Goal
Transcribe every line of the listing below without any deviation.

(Stored data)
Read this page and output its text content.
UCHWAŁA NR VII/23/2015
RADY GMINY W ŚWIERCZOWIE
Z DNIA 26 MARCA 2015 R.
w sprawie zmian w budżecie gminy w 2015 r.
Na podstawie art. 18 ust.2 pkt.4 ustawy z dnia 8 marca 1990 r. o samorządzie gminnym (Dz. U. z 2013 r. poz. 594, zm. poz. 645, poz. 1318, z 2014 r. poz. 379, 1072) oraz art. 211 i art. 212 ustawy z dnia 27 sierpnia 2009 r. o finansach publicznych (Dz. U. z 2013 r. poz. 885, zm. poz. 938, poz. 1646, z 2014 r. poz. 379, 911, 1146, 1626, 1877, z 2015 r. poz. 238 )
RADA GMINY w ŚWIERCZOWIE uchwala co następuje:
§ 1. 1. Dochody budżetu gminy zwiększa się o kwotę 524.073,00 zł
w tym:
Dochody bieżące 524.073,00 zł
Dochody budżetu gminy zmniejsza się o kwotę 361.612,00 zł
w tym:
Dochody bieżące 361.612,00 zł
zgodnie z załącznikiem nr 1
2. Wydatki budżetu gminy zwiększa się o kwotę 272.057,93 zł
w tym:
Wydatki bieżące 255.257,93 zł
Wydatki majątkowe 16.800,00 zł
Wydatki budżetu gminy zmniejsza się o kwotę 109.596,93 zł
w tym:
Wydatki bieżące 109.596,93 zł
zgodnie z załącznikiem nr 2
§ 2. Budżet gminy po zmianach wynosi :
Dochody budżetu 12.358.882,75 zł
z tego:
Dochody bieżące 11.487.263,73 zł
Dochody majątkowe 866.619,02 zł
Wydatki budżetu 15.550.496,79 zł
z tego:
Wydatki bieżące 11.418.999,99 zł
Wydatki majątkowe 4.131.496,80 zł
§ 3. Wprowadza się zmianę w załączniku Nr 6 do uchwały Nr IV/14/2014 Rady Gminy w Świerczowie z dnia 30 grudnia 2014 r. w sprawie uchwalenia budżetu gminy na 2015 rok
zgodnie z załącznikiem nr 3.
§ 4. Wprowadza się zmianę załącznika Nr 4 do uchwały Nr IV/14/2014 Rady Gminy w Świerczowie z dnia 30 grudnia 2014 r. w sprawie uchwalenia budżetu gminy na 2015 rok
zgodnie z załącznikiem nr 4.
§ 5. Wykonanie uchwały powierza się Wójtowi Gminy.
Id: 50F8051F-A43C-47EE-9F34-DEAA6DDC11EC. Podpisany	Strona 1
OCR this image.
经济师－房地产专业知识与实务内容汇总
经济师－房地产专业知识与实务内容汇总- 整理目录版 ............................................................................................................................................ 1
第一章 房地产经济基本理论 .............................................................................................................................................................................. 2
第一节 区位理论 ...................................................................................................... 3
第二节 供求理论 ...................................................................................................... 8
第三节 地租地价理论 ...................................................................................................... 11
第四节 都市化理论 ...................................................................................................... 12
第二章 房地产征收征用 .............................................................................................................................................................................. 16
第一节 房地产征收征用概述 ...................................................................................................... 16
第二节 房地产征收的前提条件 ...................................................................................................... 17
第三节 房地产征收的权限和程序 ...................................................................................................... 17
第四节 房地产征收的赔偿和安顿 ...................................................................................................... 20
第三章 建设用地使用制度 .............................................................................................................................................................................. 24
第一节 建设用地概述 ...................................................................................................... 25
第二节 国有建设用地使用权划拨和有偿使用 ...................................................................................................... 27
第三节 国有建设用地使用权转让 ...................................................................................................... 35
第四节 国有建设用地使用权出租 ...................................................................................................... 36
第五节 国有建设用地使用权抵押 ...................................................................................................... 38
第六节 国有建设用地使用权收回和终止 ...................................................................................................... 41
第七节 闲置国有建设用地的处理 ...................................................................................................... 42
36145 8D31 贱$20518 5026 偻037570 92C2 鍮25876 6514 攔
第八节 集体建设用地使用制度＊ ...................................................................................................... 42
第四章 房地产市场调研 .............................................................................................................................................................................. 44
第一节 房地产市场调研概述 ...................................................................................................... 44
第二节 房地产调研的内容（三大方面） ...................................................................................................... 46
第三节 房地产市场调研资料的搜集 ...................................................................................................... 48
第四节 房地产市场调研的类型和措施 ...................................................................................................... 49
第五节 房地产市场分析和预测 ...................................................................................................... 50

Solution to this exercise
Read this page and output its text content.
UCHWAŁA NR VII/23/2015
RADY GMINY W ŚWIERCZOWIE
Z DNIA 26 MARCA 2015 R.
w sprawie zmian w budżecie gminy w 2015 r.
Na podstawie art. 18 ust.2 pkt.4 ustawy z dnia 8 marca 1990 r. o samorządzie gminnym (Dz. U. z 2013 r. poz. 594, zm. poz. 645, poz. 1318, z 2014 r. poz. 379, 1072) oraz art. 211 i art. 212 ustawy z dnia 27 sierpnia 2009 r. o finansach publicznych (Dz. U. z 2013 r. poz. 885, zm. poz. 938, poz. 1646, z 2014 r. poz. 379, 911, 1146, 1626, 1877, z 2015 r. poz. 238 )
RADA GMINY w ŚWIERCZOWIE uchwala co następuje:
§ 1. 1. Dochody budżetu gminy zwiększa się o kwotę 524.073,00 zł
w tym:
Dochody bieżące 524.073,00 zł
Dochody budżetu gminy zmniejsza się o kwotę 361.612,00 zł
w tym:
Dochody bieżące 361.612,00 zł
zgodnie z załącznikiem nr 1
2. Wydatki budżetu gminy zwiększa się o kwotę 272.057,93 zł
w tym:
Wydatki bieżące 255.257,93 zł
Wydatki majątkowe 16.800,00 zł
Wydatki budżetu gminy zmniejsza się o kwotę 109.596,93 zł
w tym:
Wydatki bieżące 109.596,93 zł
zgodnie z załącznikiem nr 2
§ 2. Budżet gminy po zmianach wynosi :
Dochody budżetu 12.358.882,75 zł
z tego:
Dochody bieżące 11.487.263,73 zł
Dochody majątkowe 866.619,02 zł
Wydatki budżetu 15.550.496,79 zł
z tego:
Wydatki bieżące 11.418.999,99 zł
Wydatki majątkowe 4.131.496,80 zł
§ 3. Wprowadza się zmianę w załączniku Nr 6 do uchwały Nr IV/14/2014 Rady Gminy w Świerczowie z dnia 30 grudnia 2014 r. w sprawie uchwalenia budżetu gminy na 2015 rok
zgodnie z załącznikiem nr 3.
§ 4. Wprowadza się zmianę załącznika Nr 4 do uchwały Nr IV/14/2014 Rady Gminy w Świerczowie z dnia 30 grudnia 2014 r. w sprawie uchwalenia budżetu gminy na 2015 rok
zgodnie z załącznikiem nr 4.
§ 5. Wykonanie uchwały powierza się Wójtowi Gminy.
Id: 50F8051F-A43C-47EE-9F34-DEAA6DDC11EC. Podpisany	Strona 1
OCR this image.
经济师－房地产专业知识与实务内容汇总
经济师－房地产专业知识与实务内容汇总- 整理目录版 ............................................................................................................................................ 1
第一章 房地产经济基本理论 .............................................................................................................................................................................. 2
第一节 区位理论 ...................................................................................................... 3
第二节 供求理论 ...................................................................................................... 8
第三节 地租地价理论 ...................................................................................................... 11
第四节 都市化理论 ...................................................................................................... 12
第二章 房地产征收征用 .............................................................................................................................................................................. 16
第一节 房地产征收征用概述 ...................................................................................................... 16
第二节 房地产征收的前提条件 ...................................................................................................... 17
第三节 房地产征收的权限和程序 ...................................................................................................... 17
第四节 房地产征收的赔偿和安顿 ...................................................................................................... 20
第三章 建设用地使用制度 .............................................................................................................................................................................. 24
第一节 建设用地概述 ...................................................................................................... 25
第二节 国有建设用地使用权划拨和有偿使用 ...................................................................................................... 27
第三节 国有建设用地使用权转让 ...................................................................................................... 35
第四节 国有建设用地使用权出租 ...................................................................................................... 36
第五节 国有建设用地使用权抵押 ...................................................................................................... 38
第六节 国有建设用地使用权收回和终止 ...................................................................................................... 41
第七节 闲置国有建设用地的处理 ...................................................................................................... 42
36145 8D31 贱$20518 5026 偻037570 92C2 鍮25876 6514 攔
第八节 集体建设用地使用制度＊ ...................................................................................................... 42
第四章 房地产市场调研 .............................................................................................................................................................................. 44
第一节 房地产市场调研概述 ...................................................................................................... 44
第二节 房地产调研的内容（三大方面） ...................................................................................................... 46
第三节 房地产市场调研资料的搜集 ...................................................................................................... 48
第四节 房地产市场调研的类型和措施 ...................................................................................................... 49
第五节 房地产市场分析和预测 ...................................................................................................... 50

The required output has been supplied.